Extracted data:

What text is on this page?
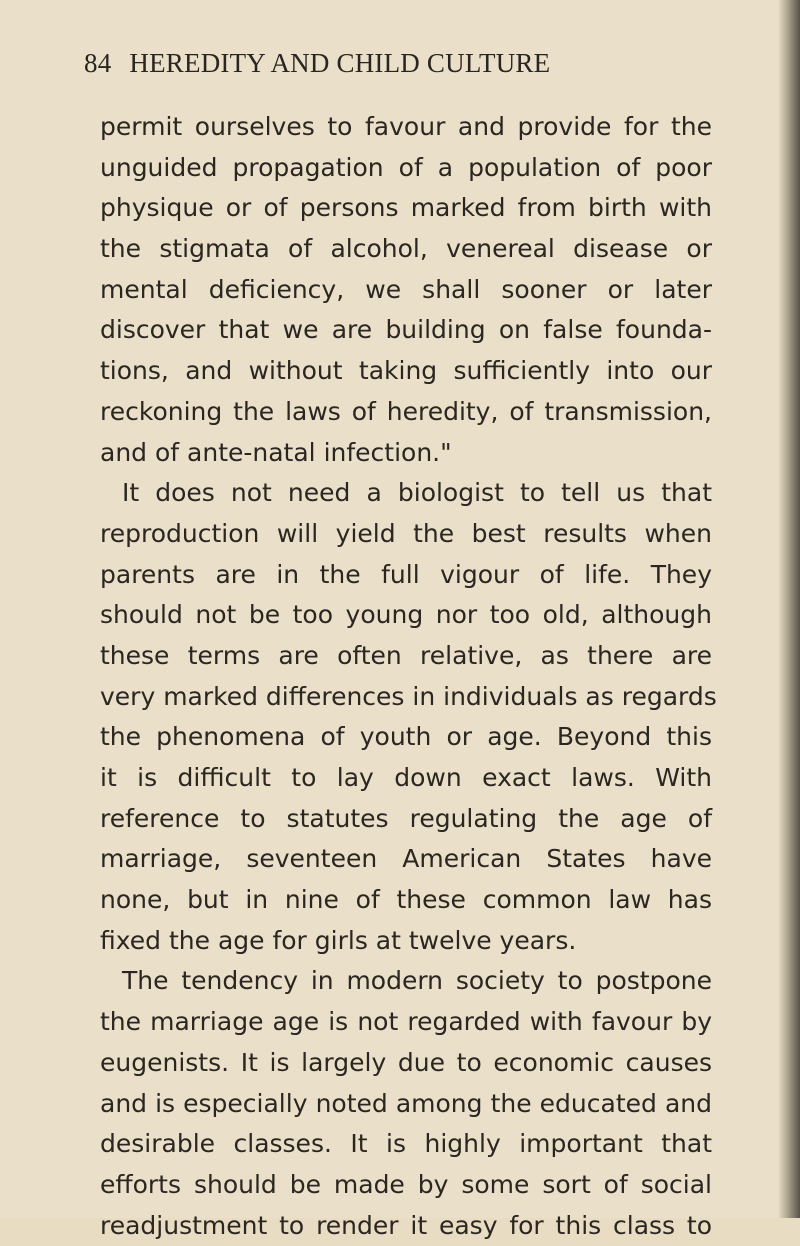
84 HEREDITY AND CHILD CULTURE
permit ourselves to favour and provide for the
unguided propagation of a population of poor
physique or of persons marked from birth with
the stigmata of alcohol, venereal disease or
mental deficiency, we shall sooner or later
discover that we are building on false founda-
tions, and without taking sufficiently into our
reckoning the laws of heredity, of transmission,
and of ante-natal infection."
It does not need a biologist to tell us that
reproduction will yield the best results when
parents are in the full vigour of life. They
should not be too young nor too old, although
these terms are often relative, as there are
very marked differences in individuals as regards
the phenomena of youth or age. Beyond this
it is difficult to lay down exact laws. With
reference to statutes regulating the age of
marriage, seventeen American States have
none, but in nine of these common law has
fixed the age for girls at twelve years.
The tendency in modern society to postpone
the marriage age is not regarded with favour by
eugenists. It is largely due to economic causes
and is especially noted among the educated and
desirable classes. It is highly important that
efforts should be made by some sort of social
readjustment to render it easy for this class to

Exercise goal: Gather up the lines that contain the word "these".

Output below:
these terms are often relative, as there are
none, but in nine of these common law has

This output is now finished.